#### Task details
Which lines below hold the word "crecise"? Copy all of them.
---+---
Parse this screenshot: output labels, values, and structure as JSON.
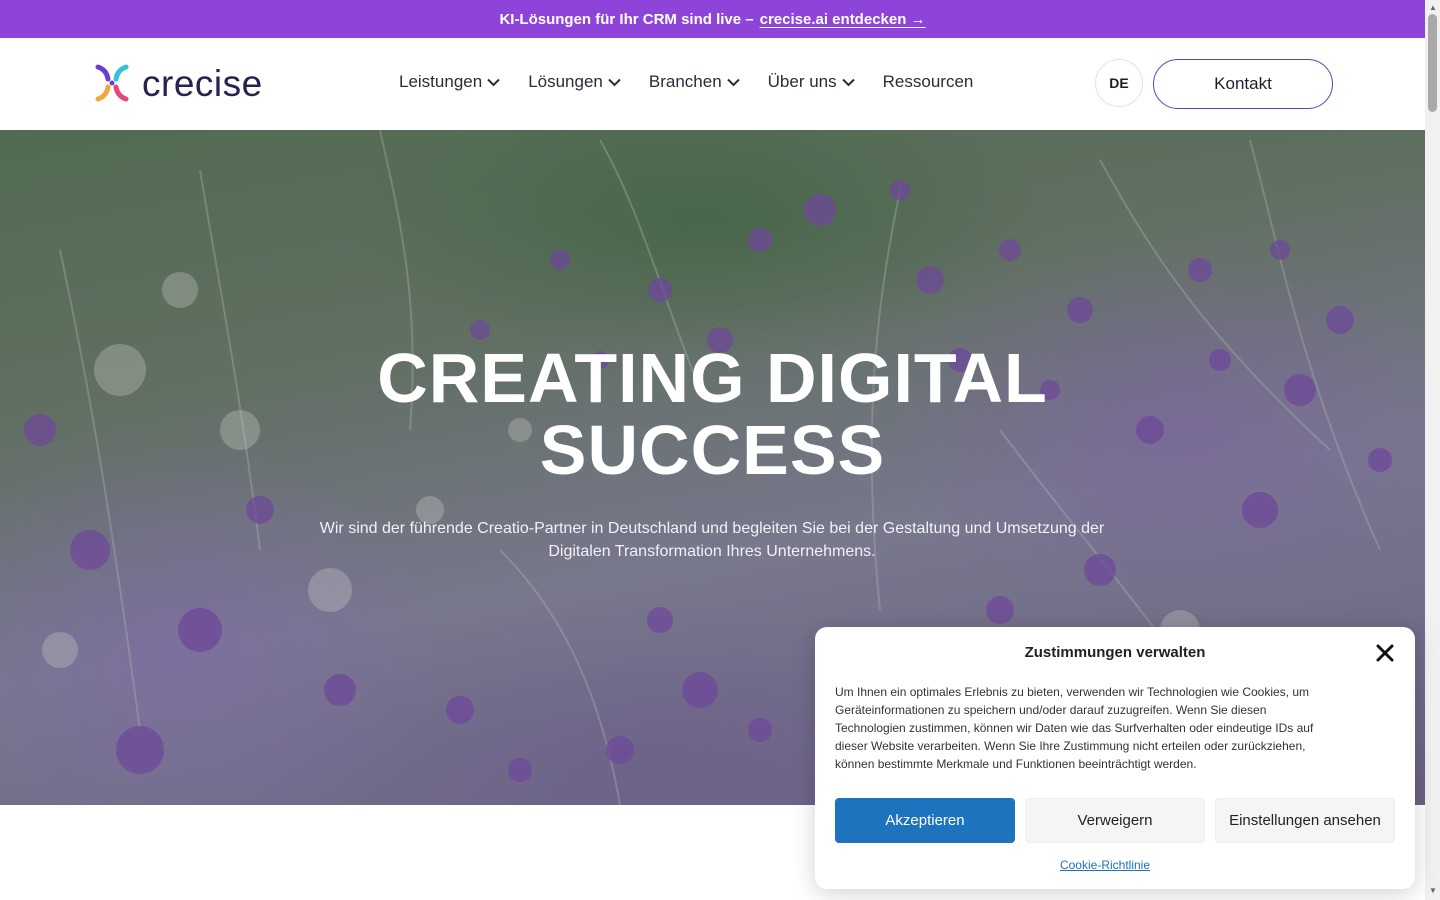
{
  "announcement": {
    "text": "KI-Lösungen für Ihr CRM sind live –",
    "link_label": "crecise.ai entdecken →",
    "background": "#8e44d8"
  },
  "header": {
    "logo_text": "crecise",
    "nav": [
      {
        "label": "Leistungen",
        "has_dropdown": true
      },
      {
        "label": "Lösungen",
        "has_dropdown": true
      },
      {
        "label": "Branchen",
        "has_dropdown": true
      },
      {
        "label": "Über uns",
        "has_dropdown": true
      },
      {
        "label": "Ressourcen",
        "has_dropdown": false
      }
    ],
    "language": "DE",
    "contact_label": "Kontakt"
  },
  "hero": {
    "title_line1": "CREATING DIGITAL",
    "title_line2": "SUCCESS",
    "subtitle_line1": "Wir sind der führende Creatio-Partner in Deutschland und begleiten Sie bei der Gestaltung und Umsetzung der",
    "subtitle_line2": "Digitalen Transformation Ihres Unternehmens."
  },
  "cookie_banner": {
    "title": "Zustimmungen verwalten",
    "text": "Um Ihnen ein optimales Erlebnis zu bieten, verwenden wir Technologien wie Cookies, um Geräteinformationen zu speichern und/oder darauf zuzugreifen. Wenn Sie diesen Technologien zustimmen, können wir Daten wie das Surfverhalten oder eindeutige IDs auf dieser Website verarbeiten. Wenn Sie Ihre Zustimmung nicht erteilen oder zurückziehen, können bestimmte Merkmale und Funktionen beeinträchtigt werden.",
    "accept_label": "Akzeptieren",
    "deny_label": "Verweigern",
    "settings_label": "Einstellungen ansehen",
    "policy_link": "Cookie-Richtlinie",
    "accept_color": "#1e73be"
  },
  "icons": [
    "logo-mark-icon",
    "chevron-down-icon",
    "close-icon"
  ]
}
---+---
#### In response
    "link_label": "crecise.ai entdecken →",
    "logo_text": "crecise",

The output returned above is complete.